··· Data ···

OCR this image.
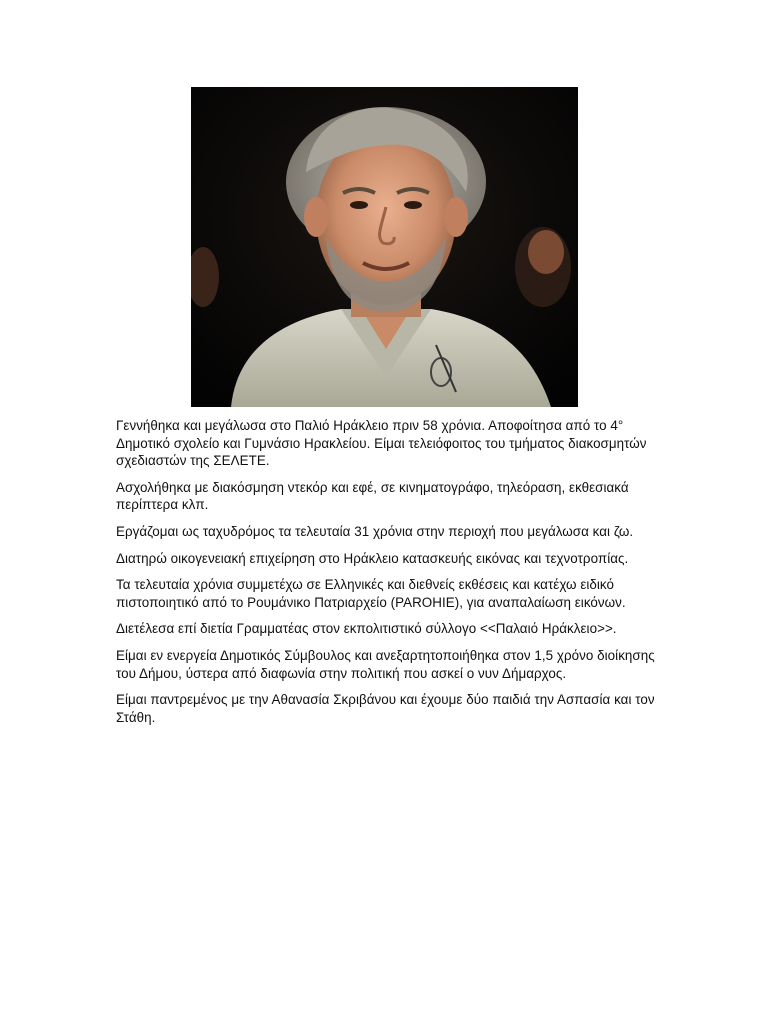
Γεννήθηκα και μεγάλωσα στο Παλιό Ηράκλειο πριν 58 χρόνια. Αποφοίτησα από το 4° Δημοτικό σχολείο και Γυμνάσιο Ηρακλείου. Είμαι τελειόφοιτος του τμήματος διακοσμητών σχεδιαστών της ΣΕΛΕΤΕ.

Ασχολήθηκα με διακόσμηση ντεκόρ και εφέ, σε κινηματογράφο, τηλεόραση, εκθεσιακά περίπτερα κλπ.

Εργάζομαι ως ταχυδρόμος τα τελευταία 31 χρόνια στην περιοχή που μεγάλωσα και ζω.

Διατηρώ οικογενειακή επιχείρηση στο Ηράκλειο κατασκευής εικόνας και τεχνοτροπίας.

Τα τελευταία χρόνια συμμετέχω σε Ελληνικές και διεθνείς εκθέσεις και κατέχω ειδικό πιστοποιητικό από το Ρουμάνικο Πατριαρχείο (PAROHIE), για αναπαλαίωση εικόνων.

Διετέλεσα επί διετία Γραμματέας στον εκπολιτιστικό σύλλογο <<Παλαιό Ηράκλειο>>.

Είμαι εν ενεργεία Δημοτικός Σύμβουλος και ανεξαρτητοποιήθηκα στον 1,5 χρόνο διοίκησης του Δήμου, ύστερα από διαφωνία στην πολιτική που ασκεί ο νυν Δήμαρχος.

Είμαι παντρεμένος με την Αθανασία Σκριβάνου και έχουμε δύο παιδιά την Ασπασία και τον Στάθη.
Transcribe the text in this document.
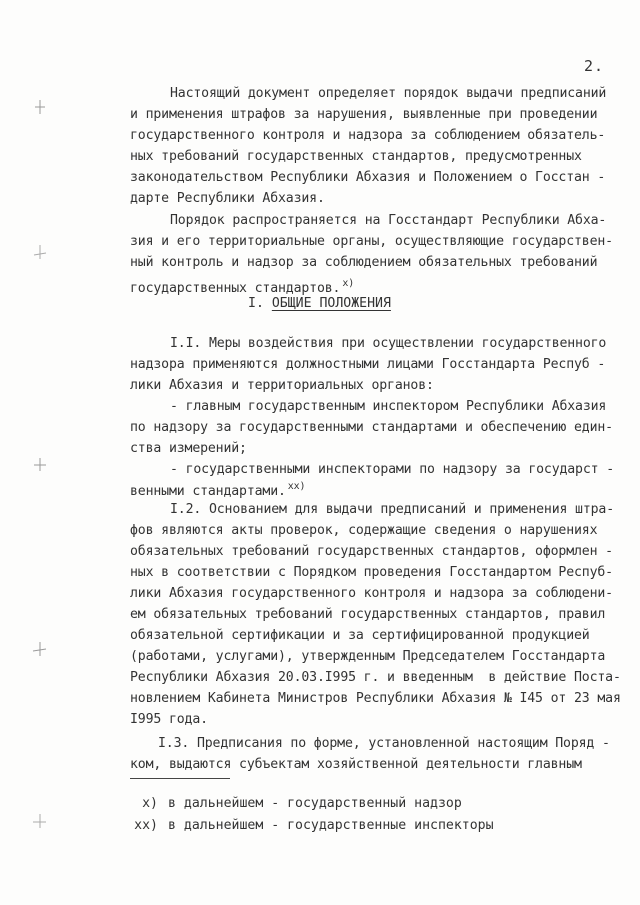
2.
Настоящий документ определяет порядок выдачи предписаний
и применения штрафов за нарушения, выявленные при проведении
государственного контроля и надзора за соблюдением обязатель-
ных требований государственных стандартов, предусмотренных
законодательством Республики Абхазия и Положением о Госстан -
дарте Республики Абхазия.
Порядок распространяется на Госстандарт Республики Абха-
зия и его территориальные органы, осуществляющие государствен-
ный контроль и надзор за соблюдением обязательных требований
государственных стандартов. $^{х)}$
I. ОБЩИЕ ПОЛОЖЕНИЯ
I.I. Меры воздействия при осуществлении государственного
надзора применяются должностными лицами Госстандарта Респуб -
лики Абхазия и территориальных органов:
- главным государственным инспектором Республики Абхазия
по надзору за государственными стандартами и обеспечению един-
ства измерений;
- государственными инспекторами по надзору за государст -
венными стандартами. $^{хх)}$
I.2. Основанием для выдачи предписаний и применения штра-
фов являются акты проверок, содержащие сведения о нарушениях
обязательных требований государственных стандартов, оформлен -
ных в соответствии с Порядком проведения Госстандартом Респуб-
лики Абхазия государственного контроля и надзора за соблюдени-
ем обязательных требований государственных стандартов, правил
обязательной сертификации и за сертифицированной продукцией
(работами, услугами), утвержденным Председателем Госстандарта
Республики Абхазия 20.03.I995 г. и введенным  в действие Поста-
новлением Кабинета Министров Республики Абхазия № I45 от 23 мая
I995 года.
I.3. Предписания по форме, установленной настоящим Поряд -
ком, выдаются субъектам хозяйственной деятельности главным
х) в дальнейшем - государственный надзор
хх) в дальнейшем - государственные инспекторы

···

→ Aim of the exercise: Collect the complete line wherever the string "στην" appears in the records.

→ Result for this task:
Εργάζομαι ως ταχυδρόμος τα τελευταία 31 χρόνια στην περιοχή που μεγάλωσα και ζω.
Είμαι εν ενεργεία Δημοτικός Σύμβουλος και ανεξαρτητοποιήθηκα στον 1,5 χρόνο διοίκησης του Δήμου, ύστερα από διαφωνία στην πολιτική που ασκεί ο νυν Δήμαρχος.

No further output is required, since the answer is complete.